◆ **Brief**
Restate the records that follow word for word; no pictures should appear.

◆ **Task inputs**
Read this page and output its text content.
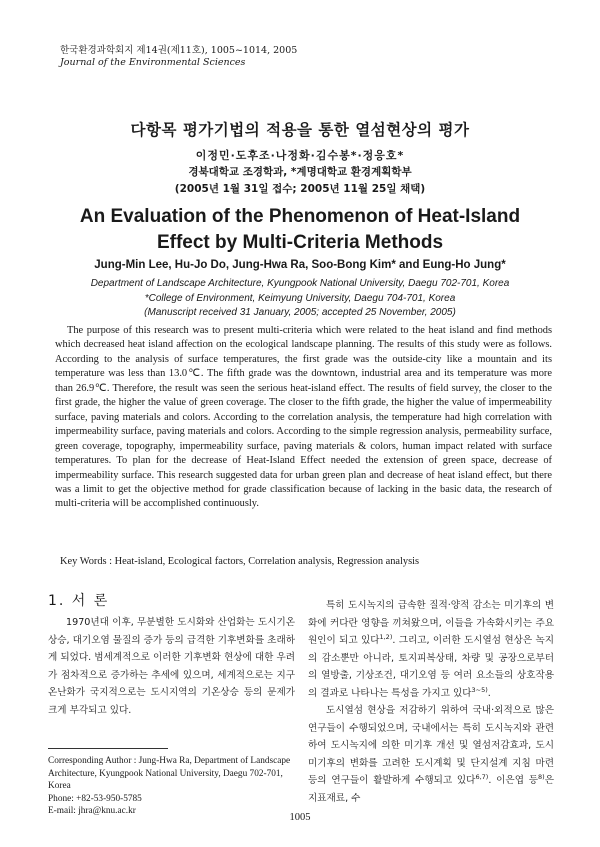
한국환경과학회지 제14권(제11호), 1005~1014, 2005
Journal of the Environmental Sciences
다항목 평가기법의 적용을 통한 열섬현상의 평가
이정민·도후조·나정화·김수봉*·정응호*
경북대학교 조경학과, *계명대학교 환경계획학부
(2005년 1월 31일 접수; 2005년 11월 25일 채택)
An Evaluation of the Phenomenon of Heat-Island
Effect by Multi-Criteria Methods
Jung-Min Lee, Hu-Jo Do, Jung-Hwa Ra, Soo-Bong Kim* and Eung-Ho Jung*
Department of Landscape Architecture, Kyungpook National University, Daegu 702-701, Korea
*College of Environment, Keimyung University, Daegu 704-701, Korea
(Manuscript received 31 January, 2005; accepted 25 November, 2005)

The purpose of this research was to present multi-criteria which were related to the heat island and find methods which decreased heat island affection on the ecological landscape planning. The results of this study were as follows. According to the analysis of surface temperatures, the first grade was the outside-city like a mountain and its temperature was less than 13.0℃. The fifth grade was the downtown, industrial area and its temperature was more than 26.9℃. Therefore, the result was seen the serious heat-island effect. The results of field survey, the closer to the first grade, the higher the value of green coverage. The closer to the fifth grade, the higher the value of impermeability surface, paving materials and colors. According to the correlation analysis, the temperature had high correlation with impermeability surface, paving materials and colors. According to the simple regression analysis, permeability surface, green coverage, topography, impermeability surface, paving materials & colors, human impact related with surface temperatures. To plan for the decrease of Heat-Island Effect needed the extension of green space, decrease of impermeability surface. This research suggested data for urban green plan and decrease of heat island effect, but there was a limit to get the objective method for grade classification because of lacking in the basic data, the research of multi-criteria will be accomplished continuously.

Key Words : Heat-island, Ecological factors, Correlation analysis, Regression analysis
1. 서 론

1970년대 이후, 무분별한 도시화와 산업화는 도시기온 상승, 대기오염 물질의 증가 등의 급격한 기후변화를 초래하게 되었다. 범세계적으로 이러한 기후변화 현상에 대한 우려가 점차적으로 증가하는 추세에 있으며, 세계적으로는 지구온난화가 국지적으로는 도시지역의 기온상승 등의 문제가 크게 부각되고 있다.

특히 도시녹지의 급속한 질적·양적 감소는 미기후의 변화에 커다란 영향을 끼쳐왔으며, 이들을 가속화시키는 주요원인이 되고 있다$^{1,2)}$. 그리고, 이러한 도시열섬 현상은 녹지의 감소뿐만 아니라, 토지피복상태, 차량 및 공장으로부터의 열방출, 기상조건, 대기오염 등 여러 요소들의 상호작용의 결과로 나타나는 특성을 가지고 있다$^{3\sim 5)}$.

도시열섬 현상을 저감하기 위하여 국내·외적으로 많은 연구들이 수행되었으며, 국내에서는 특히 도시녹지와 관련하여 도시녹지에 의한 미기후 개선 및 열섬저감효과, 도시 미기후의 변화를 고려한 도시계획 및 단지설계 지침 마련 등의 연구들이 활발하게 수행되고 있다$^{6,7)}$. 이은엽 등$^{8)}$은 지표재료, 수

Corresponding Author : Jung-Hwa Ra, Department of Landscape Architecture, Kyungpook National University, Daegu 702-701, Korea
Phone: +82-53-950-5785
E-mail: jhra@knu.ac.kr
1005
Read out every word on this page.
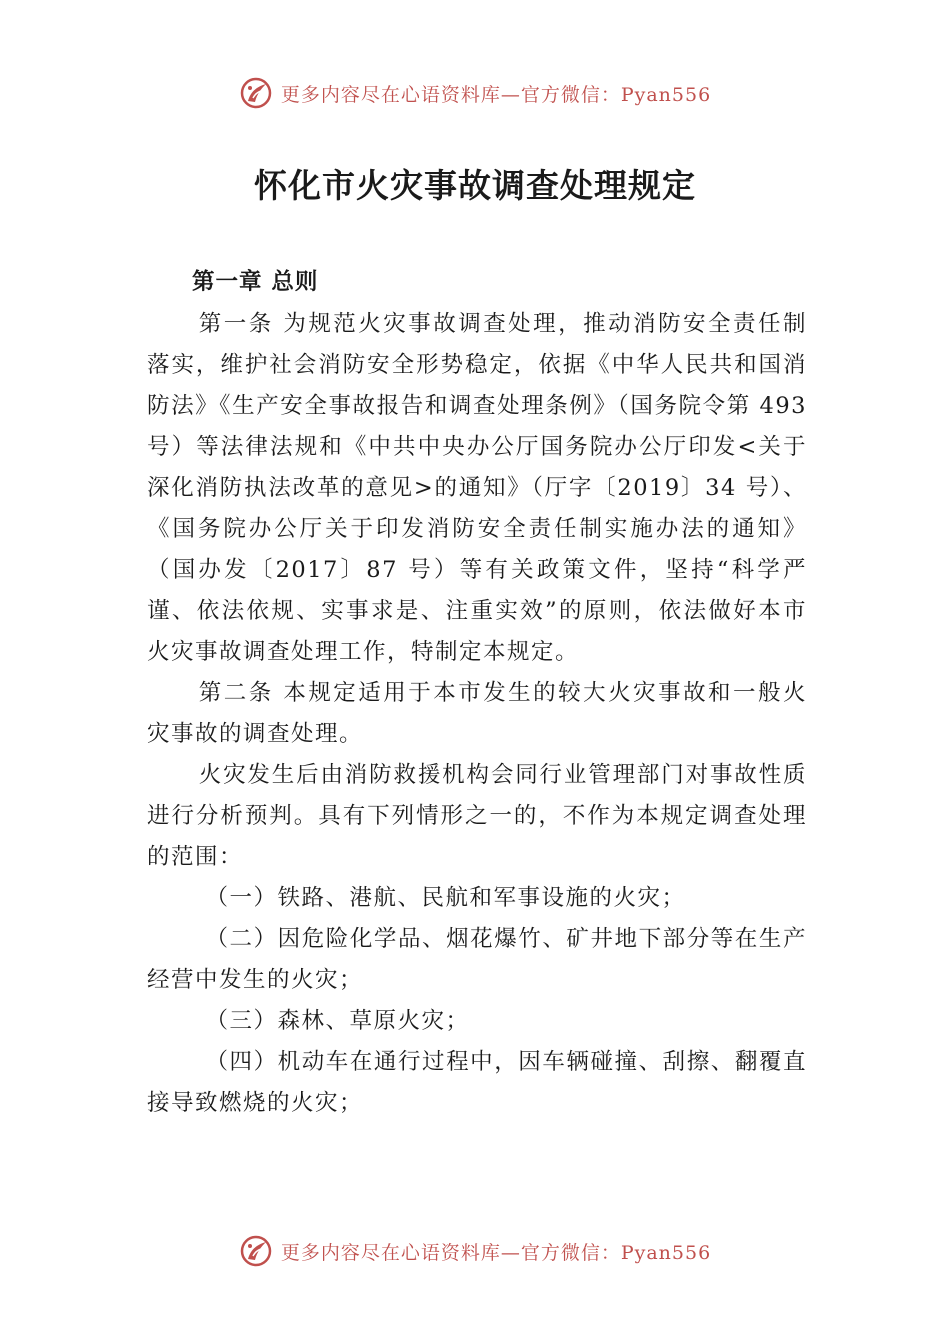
更多内容尽在心语资料库—官方微信：Pyan556
怀化市火灾事故调查处理规定

第一章 总则

第一条 为规范火灾事故调查处理，推动消防安全责任制落实，维护社会消防安全形势稳定，依据《中华人民共和国消防法》《生产安全事故报告和调查处理条例》（国务院令第 493 号）等法律法规和《中共中央办公厅国务院办公厅印发<关于深化消防执法改革的意见>的通知》（厅字〔2019〕34 号）、《国务院办公厅关于印发消防安全责任制实施办法的通知》（国办发〔2017〕87 号）等有关政策文件，坚持“科学严谨、依法依规、实事求是、注重实效”的原则，依法做好本市火灾事故调查处理工作，特制定本规定。

第二条 本规定适用于本市发生的较大火灾事故和一般火灾事故的调查处理。

火灾发生后由消防救援机构会同行业管理部门对事故性质进行分析预判。具有下列情形之一的，不作为本规定调查处理的范围：

（一）铁路、港航、民航和军事设施的火灾；

（二）因危险化学品、烟花爆竹、矿井地下部分等在生产经营中发生的火灾；

（三）森林、草原火灾；

（四）机动车在通行过程中，因车辆碰撞、刮擦、翻覆直接导致燃烧的火灾；

更多内容尽在心语资料库—官方微信：Pyan556
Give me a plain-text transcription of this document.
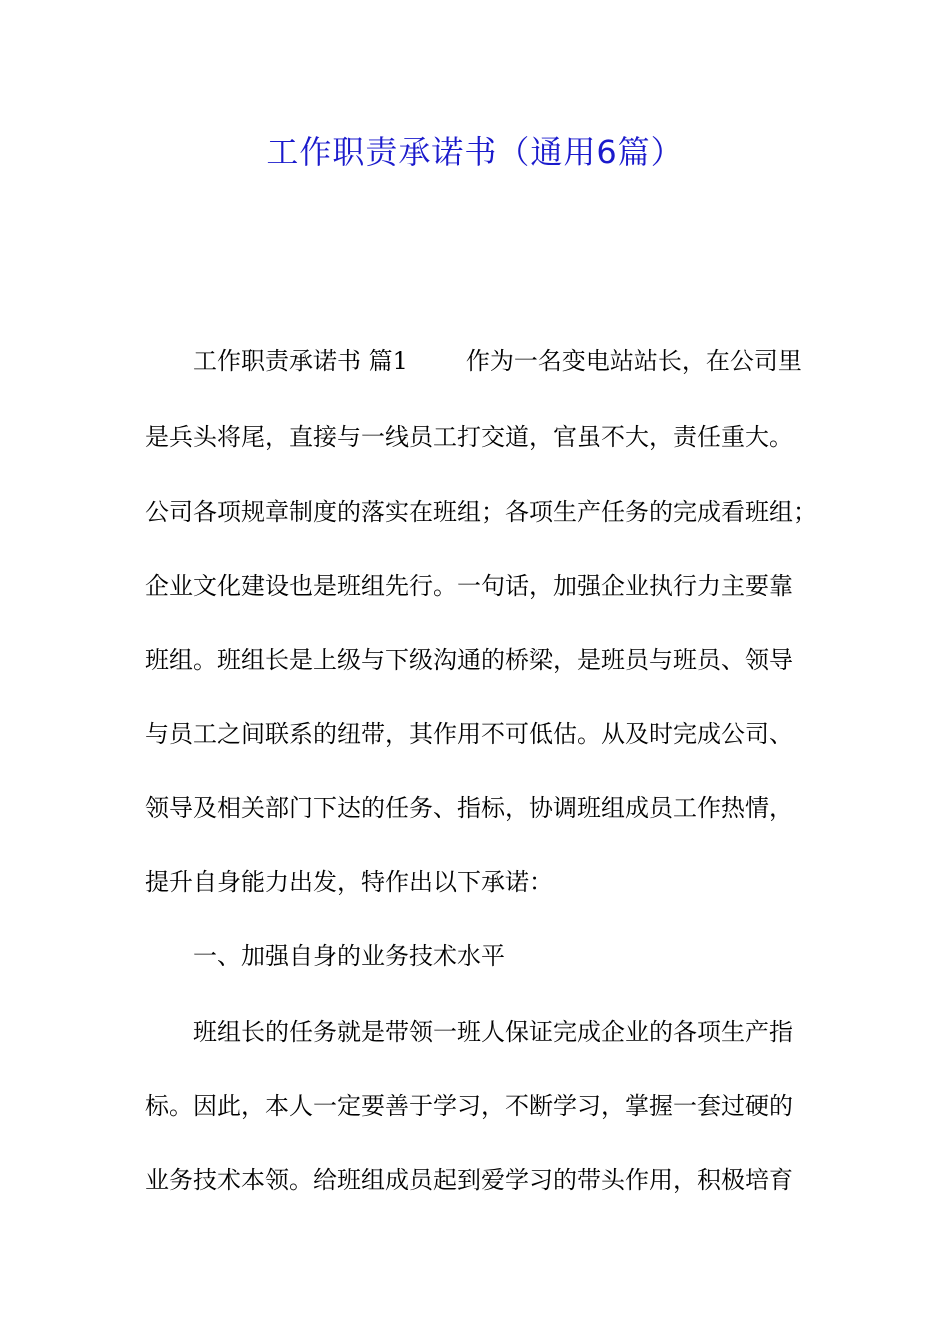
工作职责承诺书（通用6篇）
工作职责承诺书 篇1 作为一名变电站站长，在公司里
是兵头将尾，直接与一线员工打交道，官虽不大，责任重大。
公司各项规章制度的落实在班组；各项生产任务的完成看班组；
企业文化建设也是班组先行。一句话，加强企业执行力主要靠
班组。班组长是上级与下级沟通的桥梁，是班员与班员、领导
与员工之间联系的纽带，其作用不可低估。从及时完成公司、
领导及相关部门下达的任务、指标，协调班组成员工作热情，
提升自身能力出发，特作出以下承诺：
一、加强自身的业务技术水平
班组长的任务就是带领一班人保证完成企业的各项生产指
标。因此，本人一定要善于学习，不断学习，掌握一套过硬的
业务技术本领。给班组成员起到爱学习的带头作用，积极培育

◆ **Result below**
Read this page and output its text content.
한국환경과학회지 제14권(제11호), 1005~1014, 2005
Journal of the Environmental Sciences
다항목 평가기법의 적용을 통한 열섬현상의 평가
이정민·도후조·나정화·김수봉*·정응호*
경북대학교 조경학과, *계명대학교 환경계획학부
(2005년 1월 31일 접수; 2005년 11월 25일 채택)
An Evaluation of the Phenomenon of Heat-Island
Effect by Multi-Criteria Methods
Jung-Min Lee, Hu-Jo Do, Jung-Hwa Ra, Soo-Bong Kim* and Eung-Ho Jung*
Department of Landscape Architecture, Kyungpook National University, Daegu 702-701, Korea
*College of Environment, Keimyung University, Daegu 704-701, Korea
(Manuscript received 31 January, 2005; accepted 25 November, 2005)

The purpose of this research was to present multi-criteria which were related to the heat island and find methods which decreased heat island affection on the ecological landscape planning. The results of this study were as follows. According to the analysis of surface temperatures, the first grade was the outside-city like a mountain and its temperature was less than 13.0℃. The fifth grade was the downtown, industrial area and its temperature was more than 26.9℃. Therefore, the result was seen the serious heat-island effect. The results of field survey, the closer to the first grade, the higher the value of green coverage. The closer to the fifth grade, the higher the value of impermeability surface, paving materials and colors. According to the correlation analysis, the temperature had high correlation with impermeability surface, paving materials and colors. According to the simple regression analysis, permeability surface, green coverage, topography, impermeability surface, paving materials & colors, human impact related with surface temperatures. To plan for the decrease of Heat-Island Effect needed the extension of green space, decrease of impermeability surface. This research suggested data for urban green plan and decrease of heat island effect, but there was a limit to get the objective method for grade classification because of lacking in the basic data, the research of multi-criteria will be accomplished continuously.

Key Words : Heat-island, Ecological factors, Correlation analysis, Regression analysis
1. 서 론

1970년대 이후, 무분별한 도시화와 산업화는 도시기온 상승, 대기오염 물질의 증가 등의 급격한 기후변화를 초래하게 되었다. 범세계적으로 이러한 기후변화 현상에 대한 우려가 점차적으로 증가하는 추세에 있으며, 세계적으로는 지구온난화가 국지적으로는 도시지역의 기온상승 등의 문제가 크게 부각되고 있다.

특히 도시녹지의 급속한 질적·양적 감소는 미기후의 변화에 커다란 영향을 끼쳐왔으며, 이들을 가속화시키는 주요원인이 되고 있다$^{1,2)}$. 그리고, 이러한 도시열섬 현상은 녹지의 감소뿐만 아니라, 토지피복상태, 차량 및 공장으로부터의 열방출, 기상조건, 대기오염 등 여러 요소들의 상호작용의 결과로 나타나는 특성을 가지고 있다$^{3\sim 5)}$.

도시열섬 현상을 저감하기 위하여 국내·외적으로 많은 연구들이 수행되었으며, 국내에서는 특히 도시녹지와 관련하여 도시녹지에 의한 미기후 개선 및 열섬저감효과, 도시 미기후의 변화를 고려한 도시계획 및 단지설계 지침 마련 등의 연구들이 활발하게 수행되고 있다$^{6,7)}$. 이은엽 등$^{8)}$은 지표재료, 수

Corresponding Author : Jung-Hwa Ra, Department of Landscape Architecture, Kyungpook National University, Daegu 702-701, Korea
Phone: +82-53-950-5785
E-mail: jhra@knu.ac.kr
1005
Read out every word on this page.
更多内容尽在心语资料库—官方微信：Pyan556
怀化市火灾事故调查处理规定

第一章 总则

第一条 为规范火灾事故调查处理，推动消防安全责任制落实，维护社会消防安全形势稳定，依据《中华人民共和国消防法》《生产安全事故报告和调查处理条例》（国务院令第 493 号）等法律法规和《中共中央办公厅国务院办公厅印发<关于深化消防执法改革的意见>的通知》（厅字〔2019〕34 号）、《国务院办公厅关于印发消防安全责任制实施办法的通知》（国办发〔2017〕87 号）等有关政策文件，坚持“科学严谨、依法依规、实事求是、注重实效”的原则，依法做好本市火灾事故调查处理工作，特制定本规定。

第二条 本规定适用于本市发生的较大火灾事故和一般火灾事故的调查处理。

火灾发生后由消防救援机构会同行业管理部门对事故性质进行分析预判。具有下列情形之一的，不作为本规定调查处理的范围：

（一）铁路、港航、民航和军事设施的火灾；

（二）因危险化学品、烟花爆竹、矿井地下部分等在生产经营中发生的火灾；

（三）森林、草原火灾；

（四）机动车在通行过程中，因车辆碰撞、刮擦、翻覆直接导致燃烧的火灾；

更多内容尽在心语资料库—官方微信：Pyan556
Give me a plain-text transcription of this document.
工作职责承诺书（通用6篇）
工作职责承诺书 篇1 作为一名变电站站长，在公司里
是兵头将尾，直接与一线员工打交道，官虽不大，责任重大。
公司各项规章制度的落实在班组；各项生产任务的完成看班组；
企业文化建设也是班组先行。一句话，加强企业执行力主要靠
班组。班组长是上级与下级沟通的桥梁，是班员与班员、领导
与员工之间联系的纽带，其作用不可低估。从及时完成公司、
领导及相关部门下达的任务、指标，协调班组成员工作热情，
提升自身能力出发，特作出以下承诺：
一、加强自身的业务技术水平
班组长的任务就是带领一班人保证完成企业的各项生产指
标。因此，本人一定要善于学习，不断学习，掌握一套过硬的
业务技术本领。给班组成员起到爱学习的带头作用，积极培育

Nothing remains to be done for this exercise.